%%

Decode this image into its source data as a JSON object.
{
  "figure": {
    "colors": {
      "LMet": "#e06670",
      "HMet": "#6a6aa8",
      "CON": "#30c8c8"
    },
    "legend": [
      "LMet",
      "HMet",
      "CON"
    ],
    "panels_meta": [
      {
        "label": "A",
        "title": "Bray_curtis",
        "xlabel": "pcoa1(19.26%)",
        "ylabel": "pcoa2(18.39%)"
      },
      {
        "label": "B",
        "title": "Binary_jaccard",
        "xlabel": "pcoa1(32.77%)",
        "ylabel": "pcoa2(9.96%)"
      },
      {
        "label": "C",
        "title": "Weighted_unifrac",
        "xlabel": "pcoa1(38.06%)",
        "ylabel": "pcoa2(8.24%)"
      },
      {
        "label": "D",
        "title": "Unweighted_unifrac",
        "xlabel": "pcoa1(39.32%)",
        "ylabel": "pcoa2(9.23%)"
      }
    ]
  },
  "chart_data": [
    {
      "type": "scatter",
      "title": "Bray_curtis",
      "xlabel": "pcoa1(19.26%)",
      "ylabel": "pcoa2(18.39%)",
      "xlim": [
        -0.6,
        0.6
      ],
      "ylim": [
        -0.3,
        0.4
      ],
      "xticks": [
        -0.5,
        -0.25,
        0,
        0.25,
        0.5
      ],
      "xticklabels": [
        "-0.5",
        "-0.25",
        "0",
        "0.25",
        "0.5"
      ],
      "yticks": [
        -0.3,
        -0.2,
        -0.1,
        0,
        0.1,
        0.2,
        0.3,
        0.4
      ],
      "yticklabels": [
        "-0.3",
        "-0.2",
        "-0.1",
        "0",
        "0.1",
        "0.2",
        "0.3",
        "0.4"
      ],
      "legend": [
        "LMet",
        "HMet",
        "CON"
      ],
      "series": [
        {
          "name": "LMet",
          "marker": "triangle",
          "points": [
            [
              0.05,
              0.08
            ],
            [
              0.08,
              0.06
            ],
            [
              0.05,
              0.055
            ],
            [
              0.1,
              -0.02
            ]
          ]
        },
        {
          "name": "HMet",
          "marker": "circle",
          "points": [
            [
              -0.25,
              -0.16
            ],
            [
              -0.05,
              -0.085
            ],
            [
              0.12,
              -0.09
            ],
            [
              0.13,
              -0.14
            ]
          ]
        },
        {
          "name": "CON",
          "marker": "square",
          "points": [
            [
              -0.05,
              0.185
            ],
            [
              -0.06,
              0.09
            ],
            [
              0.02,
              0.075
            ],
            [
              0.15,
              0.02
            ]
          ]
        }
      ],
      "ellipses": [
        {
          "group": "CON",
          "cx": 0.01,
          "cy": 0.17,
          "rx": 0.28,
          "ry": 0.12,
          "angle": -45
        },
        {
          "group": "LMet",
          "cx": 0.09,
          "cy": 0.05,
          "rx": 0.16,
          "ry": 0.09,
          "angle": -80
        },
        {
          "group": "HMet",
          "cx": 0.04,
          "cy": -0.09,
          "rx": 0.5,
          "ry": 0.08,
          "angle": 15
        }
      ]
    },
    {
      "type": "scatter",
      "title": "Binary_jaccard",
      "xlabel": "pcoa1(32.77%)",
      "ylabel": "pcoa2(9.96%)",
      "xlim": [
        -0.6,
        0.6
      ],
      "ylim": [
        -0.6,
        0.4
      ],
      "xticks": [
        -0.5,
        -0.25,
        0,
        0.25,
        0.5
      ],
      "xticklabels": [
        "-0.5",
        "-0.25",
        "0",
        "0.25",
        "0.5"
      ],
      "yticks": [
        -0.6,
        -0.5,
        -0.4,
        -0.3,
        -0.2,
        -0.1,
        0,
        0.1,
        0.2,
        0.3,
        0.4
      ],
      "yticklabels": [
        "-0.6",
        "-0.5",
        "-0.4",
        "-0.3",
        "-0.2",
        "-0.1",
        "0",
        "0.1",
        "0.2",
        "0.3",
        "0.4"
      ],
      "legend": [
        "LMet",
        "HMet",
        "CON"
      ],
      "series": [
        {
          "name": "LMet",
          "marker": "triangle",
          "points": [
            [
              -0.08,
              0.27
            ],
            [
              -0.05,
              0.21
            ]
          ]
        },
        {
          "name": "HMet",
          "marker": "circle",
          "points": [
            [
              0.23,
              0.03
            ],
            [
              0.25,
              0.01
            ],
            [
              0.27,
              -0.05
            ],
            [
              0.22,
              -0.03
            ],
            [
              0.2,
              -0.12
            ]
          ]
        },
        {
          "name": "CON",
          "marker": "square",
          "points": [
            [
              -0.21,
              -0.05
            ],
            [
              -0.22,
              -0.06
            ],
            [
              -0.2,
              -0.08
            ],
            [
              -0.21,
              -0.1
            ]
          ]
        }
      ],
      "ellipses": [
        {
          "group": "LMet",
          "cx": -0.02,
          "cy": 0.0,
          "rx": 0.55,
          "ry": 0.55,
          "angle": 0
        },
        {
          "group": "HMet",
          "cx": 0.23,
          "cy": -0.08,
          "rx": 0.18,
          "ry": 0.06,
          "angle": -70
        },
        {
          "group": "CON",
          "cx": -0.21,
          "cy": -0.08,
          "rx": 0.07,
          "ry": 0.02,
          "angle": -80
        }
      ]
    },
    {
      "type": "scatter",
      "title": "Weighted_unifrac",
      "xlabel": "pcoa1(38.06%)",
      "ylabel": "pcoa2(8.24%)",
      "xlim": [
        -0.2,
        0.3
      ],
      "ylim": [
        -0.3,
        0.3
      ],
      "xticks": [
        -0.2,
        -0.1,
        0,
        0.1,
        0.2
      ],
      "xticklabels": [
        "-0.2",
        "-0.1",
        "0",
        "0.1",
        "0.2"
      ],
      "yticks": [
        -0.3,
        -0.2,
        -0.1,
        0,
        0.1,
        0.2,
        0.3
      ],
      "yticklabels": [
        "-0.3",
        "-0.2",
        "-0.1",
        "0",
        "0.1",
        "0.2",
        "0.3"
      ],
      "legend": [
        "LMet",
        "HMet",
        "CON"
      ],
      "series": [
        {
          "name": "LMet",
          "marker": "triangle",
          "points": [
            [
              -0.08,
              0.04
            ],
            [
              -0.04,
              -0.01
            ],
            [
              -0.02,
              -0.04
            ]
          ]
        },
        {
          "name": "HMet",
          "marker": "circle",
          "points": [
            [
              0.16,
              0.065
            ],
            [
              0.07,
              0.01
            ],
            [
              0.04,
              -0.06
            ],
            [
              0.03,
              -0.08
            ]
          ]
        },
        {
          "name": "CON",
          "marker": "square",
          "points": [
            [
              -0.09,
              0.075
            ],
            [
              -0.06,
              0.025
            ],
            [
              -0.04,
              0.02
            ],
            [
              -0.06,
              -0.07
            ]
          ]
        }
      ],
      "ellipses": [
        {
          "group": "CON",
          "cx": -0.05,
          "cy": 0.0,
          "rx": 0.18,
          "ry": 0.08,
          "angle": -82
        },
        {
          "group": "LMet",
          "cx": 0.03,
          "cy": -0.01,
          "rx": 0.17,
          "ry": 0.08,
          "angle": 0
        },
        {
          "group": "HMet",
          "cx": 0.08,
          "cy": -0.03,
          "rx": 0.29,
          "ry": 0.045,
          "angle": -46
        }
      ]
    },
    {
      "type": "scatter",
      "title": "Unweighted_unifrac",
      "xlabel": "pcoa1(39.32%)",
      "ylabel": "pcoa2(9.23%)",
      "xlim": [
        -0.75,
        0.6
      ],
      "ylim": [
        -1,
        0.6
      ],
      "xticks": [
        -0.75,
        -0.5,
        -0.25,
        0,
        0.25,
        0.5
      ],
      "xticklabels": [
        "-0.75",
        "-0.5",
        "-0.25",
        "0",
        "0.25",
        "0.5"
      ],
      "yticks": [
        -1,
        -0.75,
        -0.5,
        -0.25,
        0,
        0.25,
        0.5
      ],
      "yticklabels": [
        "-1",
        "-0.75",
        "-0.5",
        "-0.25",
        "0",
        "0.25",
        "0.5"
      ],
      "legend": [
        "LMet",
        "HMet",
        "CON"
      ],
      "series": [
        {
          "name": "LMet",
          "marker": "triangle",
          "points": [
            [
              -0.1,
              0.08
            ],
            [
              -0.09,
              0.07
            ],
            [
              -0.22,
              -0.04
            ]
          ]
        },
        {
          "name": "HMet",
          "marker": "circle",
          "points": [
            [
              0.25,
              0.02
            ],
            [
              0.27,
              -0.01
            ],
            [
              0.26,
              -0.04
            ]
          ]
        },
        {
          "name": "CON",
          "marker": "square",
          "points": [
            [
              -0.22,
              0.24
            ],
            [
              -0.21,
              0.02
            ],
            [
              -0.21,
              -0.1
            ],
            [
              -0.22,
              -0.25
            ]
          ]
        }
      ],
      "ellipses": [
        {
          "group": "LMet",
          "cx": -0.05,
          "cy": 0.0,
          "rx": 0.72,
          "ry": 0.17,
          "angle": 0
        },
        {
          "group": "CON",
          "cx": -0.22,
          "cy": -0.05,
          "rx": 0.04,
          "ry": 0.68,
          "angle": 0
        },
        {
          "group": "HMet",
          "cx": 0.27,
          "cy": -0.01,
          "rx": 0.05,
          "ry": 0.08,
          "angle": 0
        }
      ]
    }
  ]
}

%%

Directions for this task.
Only a number is wanted: how many lines of the data above contain "title"?

Reply to the exercise.
8